THE PROBLEM — Write out each entry again. Keep every word exactly as it is.

RECORDS SUPPLIED —
● ● ● ● ●
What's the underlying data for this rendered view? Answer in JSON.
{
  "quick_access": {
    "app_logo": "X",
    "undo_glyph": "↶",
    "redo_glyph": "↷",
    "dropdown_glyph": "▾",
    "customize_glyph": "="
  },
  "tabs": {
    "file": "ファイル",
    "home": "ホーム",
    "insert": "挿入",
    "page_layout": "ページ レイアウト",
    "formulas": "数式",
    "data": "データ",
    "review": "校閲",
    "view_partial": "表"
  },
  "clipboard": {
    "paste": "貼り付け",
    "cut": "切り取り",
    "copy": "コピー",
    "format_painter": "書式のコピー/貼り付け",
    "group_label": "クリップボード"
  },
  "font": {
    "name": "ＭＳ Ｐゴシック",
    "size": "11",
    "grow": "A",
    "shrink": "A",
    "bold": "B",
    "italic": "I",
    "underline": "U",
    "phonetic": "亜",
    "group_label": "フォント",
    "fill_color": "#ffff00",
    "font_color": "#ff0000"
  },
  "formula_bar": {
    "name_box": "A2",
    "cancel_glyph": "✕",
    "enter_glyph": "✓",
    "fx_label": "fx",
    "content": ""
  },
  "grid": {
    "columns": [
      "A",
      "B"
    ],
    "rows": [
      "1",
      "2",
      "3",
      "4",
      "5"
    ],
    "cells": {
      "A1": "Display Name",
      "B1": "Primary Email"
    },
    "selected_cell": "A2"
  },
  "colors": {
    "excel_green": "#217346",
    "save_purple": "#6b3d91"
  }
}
● ● ● ● ●
EXERCISE SOLUTION —
What's the underlying data for this rendered view? Answer in JSON.
{
  "quick_access": {
    "app_logo": "X",
    "undo_glyph": "↶",
    "redo_glyph": "↷",
    "dropdown_glyph": "▾",
    "customize_glyph": "="
  },
  "tabs": {
    "file": "ファイル",
    "home": "ホーム",
    "insert": "挿入",
    "page_layout": "ページ レイアウト",
    "formulas": "数式",
    "data": "データ",
    "review": "校閲",
    "view_partial": "表"
  },
  "clipboard": {
    "paste": "貼り付け",
    "cut": "切り取り",
    "copy": "コピー",
    "format_painter": "書式のコピー/貼り付け",
    "group_label": "クリップボード"
  },
  "font": {
    "name": "ＭＳ Ｐゴシック",
    "size": "11",
    "grow": "A",
    "shrink": "A",
    "bold": "B",
    "italic": "I",
    "underline": "U",
    "phonetic": "亜",
    "group_label": "フォント",
    "fill_color": "#ffff00",
    "font_color": "#ff0000"
  },
  "formula_bar": {
    "name_box": "A2",
    "cancel_glyph": "✕",
    "enter_glyph": "✓",
    "fx_label": "fx",
    "content": ""
  },
  "grid": {
    "columns": [
      "A",
      "B"
    ],
    "rows": [
      "1",
      "2",
      "3",
      "4",
      "5"
    ],
    "cells": {
      "A1": "Display Name",
      "B1": "Primary Email"
    },
    "selected_cell": "A2"
  },
  "colors": {
    "excel_green": "#217346",
    "save_purple": "#6b3d91"
  }
}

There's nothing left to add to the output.